STATED PROBLEM → Every line of the material is to be repeated exactly as it stands.

MATERIAL SHOWN →
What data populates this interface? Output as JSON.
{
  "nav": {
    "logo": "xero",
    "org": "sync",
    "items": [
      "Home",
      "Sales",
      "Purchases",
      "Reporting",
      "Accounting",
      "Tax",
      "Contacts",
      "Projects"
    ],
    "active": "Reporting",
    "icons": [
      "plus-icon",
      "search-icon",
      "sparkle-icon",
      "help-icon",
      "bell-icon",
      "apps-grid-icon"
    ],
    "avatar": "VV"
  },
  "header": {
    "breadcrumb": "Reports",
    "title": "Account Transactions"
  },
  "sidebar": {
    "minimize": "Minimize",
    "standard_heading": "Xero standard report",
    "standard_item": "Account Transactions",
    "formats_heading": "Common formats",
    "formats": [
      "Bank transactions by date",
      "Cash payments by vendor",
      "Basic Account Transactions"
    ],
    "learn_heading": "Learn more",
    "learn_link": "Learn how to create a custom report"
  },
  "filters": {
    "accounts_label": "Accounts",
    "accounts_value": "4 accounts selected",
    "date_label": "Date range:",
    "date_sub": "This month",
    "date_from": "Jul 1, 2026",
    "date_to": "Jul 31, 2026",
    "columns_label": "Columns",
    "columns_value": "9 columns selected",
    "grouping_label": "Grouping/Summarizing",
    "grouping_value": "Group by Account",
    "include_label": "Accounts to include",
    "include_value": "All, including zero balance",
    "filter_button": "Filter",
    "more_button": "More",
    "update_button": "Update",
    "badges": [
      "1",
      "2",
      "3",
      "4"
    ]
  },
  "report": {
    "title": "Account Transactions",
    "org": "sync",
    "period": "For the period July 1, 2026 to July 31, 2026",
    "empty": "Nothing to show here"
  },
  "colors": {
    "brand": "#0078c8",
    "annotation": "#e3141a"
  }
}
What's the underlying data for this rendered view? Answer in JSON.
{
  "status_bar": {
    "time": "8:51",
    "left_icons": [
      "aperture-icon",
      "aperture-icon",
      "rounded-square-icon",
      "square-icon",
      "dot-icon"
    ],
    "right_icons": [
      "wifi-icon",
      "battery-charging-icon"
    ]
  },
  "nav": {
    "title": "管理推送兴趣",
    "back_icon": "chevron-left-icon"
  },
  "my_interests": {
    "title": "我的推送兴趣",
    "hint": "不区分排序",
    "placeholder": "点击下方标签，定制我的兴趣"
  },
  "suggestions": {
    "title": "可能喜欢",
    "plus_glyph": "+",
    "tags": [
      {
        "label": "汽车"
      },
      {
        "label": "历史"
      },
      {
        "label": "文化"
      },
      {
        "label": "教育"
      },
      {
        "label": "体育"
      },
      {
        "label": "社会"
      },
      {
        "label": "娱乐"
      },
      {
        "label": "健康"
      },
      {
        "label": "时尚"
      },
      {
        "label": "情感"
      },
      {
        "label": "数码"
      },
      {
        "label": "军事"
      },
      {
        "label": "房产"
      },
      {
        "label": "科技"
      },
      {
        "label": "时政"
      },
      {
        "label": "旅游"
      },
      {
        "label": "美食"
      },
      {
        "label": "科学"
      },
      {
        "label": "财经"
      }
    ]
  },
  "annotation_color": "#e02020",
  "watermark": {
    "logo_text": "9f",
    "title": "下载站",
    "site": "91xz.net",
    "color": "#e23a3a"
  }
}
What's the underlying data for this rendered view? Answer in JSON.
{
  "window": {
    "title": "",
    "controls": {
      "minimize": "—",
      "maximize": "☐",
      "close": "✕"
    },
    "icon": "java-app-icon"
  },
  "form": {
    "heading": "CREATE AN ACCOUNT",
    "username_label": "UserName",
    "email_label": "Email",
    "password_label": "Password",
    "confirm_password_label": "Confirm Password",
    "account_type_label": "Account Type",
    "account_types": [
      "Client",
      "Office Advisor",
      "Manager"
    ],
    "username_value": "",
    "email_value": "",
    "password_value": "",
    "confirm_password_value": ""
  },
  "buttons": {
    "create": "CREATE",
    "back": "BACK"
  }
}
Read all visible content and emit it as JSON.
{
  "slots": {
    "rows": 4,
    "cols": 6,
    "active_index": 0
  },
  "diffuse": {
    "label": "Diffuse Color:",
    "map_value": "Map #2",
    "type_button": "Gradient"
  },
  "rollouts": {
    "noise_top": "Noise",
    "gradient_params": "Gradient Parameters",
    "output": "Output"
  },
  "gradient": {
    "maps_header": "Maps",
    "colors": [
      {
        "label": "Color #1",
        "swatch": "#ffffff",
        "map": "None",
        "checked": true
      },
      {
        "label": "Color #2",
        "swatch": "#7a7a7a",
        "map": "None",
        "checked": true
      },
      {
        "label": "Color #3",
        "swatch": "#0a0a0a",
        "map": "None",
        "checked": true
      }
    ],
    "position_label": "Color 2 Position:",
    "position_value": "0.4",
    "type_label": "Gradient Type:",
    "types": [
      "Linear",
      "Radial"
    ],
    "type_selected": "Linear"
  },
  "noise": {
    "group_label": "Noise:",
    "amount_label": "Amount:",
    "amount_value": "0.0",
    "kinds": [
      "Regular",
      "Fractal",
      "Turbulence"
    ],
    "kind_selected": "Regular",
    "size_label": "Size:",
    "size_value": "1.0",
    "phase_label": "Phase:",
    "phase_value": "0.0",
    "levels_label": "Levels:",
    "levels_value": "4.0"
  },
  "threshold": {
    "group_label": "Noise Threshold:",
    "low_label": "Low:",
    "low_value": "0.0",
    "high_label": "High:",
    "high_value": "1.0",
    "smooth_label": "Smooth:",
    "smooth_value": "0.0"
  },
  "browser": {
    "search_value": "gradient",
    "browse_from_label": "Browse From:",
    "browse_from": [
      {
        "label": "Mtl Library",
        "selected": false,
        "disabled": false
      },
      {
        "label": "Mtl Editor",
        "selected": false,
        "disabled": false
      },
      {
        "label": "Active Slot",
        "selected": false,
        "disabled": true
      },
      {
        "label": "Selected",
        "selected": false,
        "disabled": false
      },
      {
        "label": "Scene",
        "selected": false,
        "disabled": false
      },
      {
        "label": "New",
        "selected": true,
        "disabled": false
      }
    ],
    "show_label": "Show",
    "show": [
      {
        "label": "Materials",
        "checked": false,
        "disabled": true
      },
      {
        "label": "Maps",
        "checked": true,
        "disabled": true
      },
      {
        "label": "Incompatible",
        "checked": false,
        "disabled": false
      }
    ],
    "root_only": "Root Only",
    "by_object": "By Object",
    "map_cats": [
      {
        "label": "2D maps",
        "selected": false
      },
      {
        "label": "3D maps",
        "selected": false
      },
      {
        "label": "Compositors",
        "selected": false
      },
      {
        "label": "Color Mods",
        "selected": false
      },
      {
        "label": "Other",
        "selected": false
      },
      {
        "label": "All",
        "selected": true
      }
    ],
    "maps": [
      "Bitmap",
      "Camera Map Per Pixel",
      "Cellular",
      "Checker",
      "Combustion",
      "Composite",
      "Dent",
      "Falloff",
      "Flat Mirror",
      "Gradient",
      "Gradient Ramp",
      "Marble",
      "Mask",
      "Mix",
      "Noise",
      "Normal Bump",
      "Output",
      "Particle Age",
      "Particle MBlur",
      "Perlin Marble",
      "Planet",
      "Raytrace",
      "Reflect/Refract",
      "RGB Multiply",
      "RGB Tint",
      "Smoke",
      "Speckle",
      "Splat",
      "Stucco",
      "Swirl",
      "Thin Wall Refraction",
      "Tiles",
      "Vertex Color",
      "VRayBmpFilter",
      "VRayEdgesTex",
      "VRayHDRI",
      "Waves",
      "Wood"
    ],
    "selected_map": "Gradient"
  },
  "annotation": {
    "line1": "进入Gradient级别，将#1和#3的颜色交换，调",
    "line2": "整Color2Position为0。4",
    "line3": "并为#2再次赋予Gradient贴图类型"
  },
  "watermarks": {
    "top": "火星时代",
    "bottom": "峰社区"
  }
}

RESULT →
What data populates this interface? Output as JSON.
{
  "nav": {
    "logo": "xero",
    "org": "sync",
    "items": [
      "Home",
      "Sales",
      "Purchases",
      "Reporting",
      "Accounting",
      "Tax",
      "Contacts",
      "Projects"
    ],
    "active": "Reporting",
    "icons": [
      "plus-icon",
      "search-icon",
      "sparkle-icon",
      "help-icon",
      "bell-icon",
      "apps-grid-icon"
    ],
    "avatar": "VV"
  },
  "header": {
    "breadcrumb": "Reports",
    "title": "Account Transactions"
  },
  "sidebar": {
    "minimize": "Minimize",
    "standard_heading": "Xero standard report",
    "standard_item": "Account Transactions",
    "formats_heading": "Common formats",
    "formats": [
      "Bank transactions by date",
      "Cash payments by vendor",
      "Basic Account Transactions"
    ],
    "learn_heading": "Learn more",
    "learn_link": "Learn how to create a custom report"
  },
  "filters": {
    "accounts_label": "Accounts",
    "accounts_value": "4 accounts selected",
    "date_label": "Date range:",
    "date_sub": "This month",
    "date_from": "Jul 1, 2026",
    "date_to": "Jul 31, 2026",
    "columns_label": "Columns",
    "columns_value": "9 columns selected",
    "grouping_label": "Grouping/Summarizing",
    "grouping_value": "Group by Account",
    "include_label": "Accounts to include",
    "include_value": "All, including zero balance",
    "filter_button": "Filter",
    "more_button": "More",
    "update_button": "Update",
    "badges": [
      "1",
      "2",
      "3",
      "4"
    ]
  },
  "report": {
    "title": "Account Transactions",
    "org": "sync",
    "period": "For the period July 1, 2026 to July 31, 2026",
    "empty": "Nothing to show here"
  },
  "colors": {
    "brand": "#0078c8",
    "annotation": "#e3141a"
  }
}
What's the underlying data for this rendered view? Answer in JSON.
{
  "status_bar": {
    "time": "8:51",
    "left_icons": [
      "aperture-icon",
      "aperture-icon",
      "rounded-square-icon",
      "square-icon",
      "dot-icon"
    ],
    "right_icons": [
      "wifi-icon",
      "battery-charging-icon"
    ]
  },
  "nav": {
    "title": "管理推送兴趣",
    "back_icon": "chevron-left-icon"
  },
  "my_interests": {
    "title": "我的推送兴趣",
    "hint": "不区分排序",
    "placeholder": "点击下方标签，定制我的兴趣"
  },
  "suggestions": {
    "title": "可能喜欢",
    "plus_glyph": "+",
    "tags": [
      {
        "label": "汽车"
      },
      {
        "label": "历史"
      },
      {
        "label": "文化"
      },
      {
        "label": "教育"
      },
      {
        "label": "体育"
      },
      {
        "label": "社会"
      },
      {
        "label": "娱乐"
      },
      {
        "label": "健康"
      },
      {
        "label": "时尚"
      },
      {
        "label": "情感"
      },
      {
        "label": "数码"
      },
      {
        "label": "军事"
      },
      {
        "label": "房产"
      },
      {
        "label": "科技"
      },
      {
        "label": "时政"
      },
      {
        "label": "旅游"
      },
      {
        "label": "美食"
      },
      {
        "label": "科学"
      },
      {
        "label": "财经"
      }
    ]
  },
  "annotation_color": "#e02020",
  "watermark": {
    "logo_text": "9f",
    "title": "下载站",
    "site": "91xz.net",
    "color": "#e23a3a"
  }
}
What's the underlying data for this rendered view? Answer in JSON.
{
  "window": {
    "title": "",
    "controls": {
      "minimize": "—",
      "maximize": "☐",
      "close": "✕"
    },
    "icon": "java-app-icon"
  },
  "form": {
    "heading": "CREATE AN ACCOUNT",
    "username_label": "UserName",
    "email_label": "Email",
    "password_label": "Password",
    "confirm_password_label": "Confirm Password",
    "account_type_label": "Account Type",
    "account_types": [
      "Client",
      "Office Advisor",
      "Manager"
    ],
    "username_value": "",
    "email_value": "",
    "password_value": "",
    "confirm_password_value": ""
  },
  "buttons": {
    "create": "CREATE",
    "back": "BACK"
  }
}
Read all visible content and emit it as JSON.
{
  "slots": {
    "rows": 4,
    "cols": 6,
    "active_index": 0
  },
  "diffuse": {
    "label": "Diffuse Color:",
    "map_value": "Map #2",
    "type_button": "Gradient"
  },
  "rollouts": {
    "noise_top": "Noise",
    "gradient_params": "Gradient Parameters",
    "output": "Output"
  },
  "gradient": {
    "maps_header": "Maps",
    "colors": [
      {
        "label": "Color #1",
        "swatch": "#ffffff",
        "map": "None",
        "checked": true
      },
      {
        "label": "Color #2",
        "swatch": "#7a7a7a",
        "map": "None",
        "checked": true
      },
      {
        "label": "Color #3",
        "swatch": "#0a0a0a",
        "map": "None",
        "checked": true
      }
    ],
    "position_label": "Color 2 Position:",
    "position_value": "0.4",
    "type_label": "Gradient Type:",
    "types": [
      "Linear",
      "Radial"
    ],
    "type_selected": "Linear"
  },
  "noise": {
    "group_label": "Noise:",
    "amount_label": "Amount:",
    "amount_value": "0.0",
    "kinds": [
      "Regular",
      "Fractal",
      "Turbulence"
    ],
    "kind_selected": "Regular",
    "size_label": "Size:",
    "size_value": "1.0",
    "phase_label": "Phase:",
    "phase_value": "0.0",
    "levels_label": "Levels:",
    "levels_value": "4.0"
  },
  "threshold": {
    "group_label": "Noise Threshold:",
    "low_label": "Low:",
    "low_value": "0.0",
    "high_label": "High:",
    "high_value": "1.0",
    "smooth_label": "Smooth:",
    "smooth_value": "0.0"
  },
  "browser": {
    "search_value": "gradient",
    "browse_from_label": "Browse From:",
    "browse_from": [
      {
        "label": "Mtl Library",
        "selected": false,
        "disabled": false
      },
      {
        "label": "Mtl Editor",
        "selected": false,
        "disabled": false
      },
      {
        "label": "Active Slot",
        "selected": false,
        "disabled": true
      },
      {
        "label": "Selected",
        "selected": false,
        "disabled": false
      },
      {
        "label": "Scene",
        "selected": false,
        "disabled": false
      },
      {
        "label": "New",
        "selected": true,
        "disabled": false
      }
    ],
    "show_label": "Show",
    "show": [
      {
        "label": "Materials",
        "checked": false,
        "disabled": true
      },
      {
        "label": "Maps",
        "checked": true,
        "disabled": true
      },
      {
        "label": "Incompatible",
        "checked": false,
        "disabled": false
      }
    ],
    "root_only": "Root Only",
    "by_object": "By Object",
    "map_cats": [
      {
        "label": "2D maps",
        "selected": false
      },
      {
        "label": "3D maps",
        "selected": false
      },
      {
        "label": "Compositors",
        "selected": false
      },
      {
        "label": "Color Mods",
        "selected": false
      },
      {
        "label": "Other",
        "selected": false
      },
      {
        "label": "All",
        "selected": true
      }
    ],
    "maps": [
      "Bitmap",
      "Camera Map Per Pixel",
      "Cellular",
      "Checker",
      "Combustion",
      "Composite",
      "Dent",
      "Falloff",
      "Flat Mirror",
      "Gradient",
      "Gradient Ramp",
      "Marble",
      "Mask",
      "Mix",
      "Noise",
      "Normal Bump",
      "Output",
      "Particle Age",
      "Particle MBlur",
      "Perlin Marble",
      "Planet",
      "Raytrace",
      "Reflect/Refract",
      "RGB Multiply",
      "RGB Tint",
      "Smoke",
      "Speckle",
      "Splat",
      "Stucco",
      "Swirl",
      "Thin Wall Refraction",
      "Tiles",
      "Vertex Color",
      "VRayBmpFilter",
      "VRayEdgesTex",
      "VRayHDRI",
      "Waves",
      "Wood"
    ],
    "selected_map": "Gradient"
  },
  "annotation": {
    "line1": "进入Gradient级别，将#1和#3的颜色交换，调",
    "line2": "整Color2Position为0。4",
    "line3": "并为#2再次赋予Gradient贴图类型"
  },
  "watermarks": {
    "top": "火星时代",
    "bottom": "峰社区"
  }
}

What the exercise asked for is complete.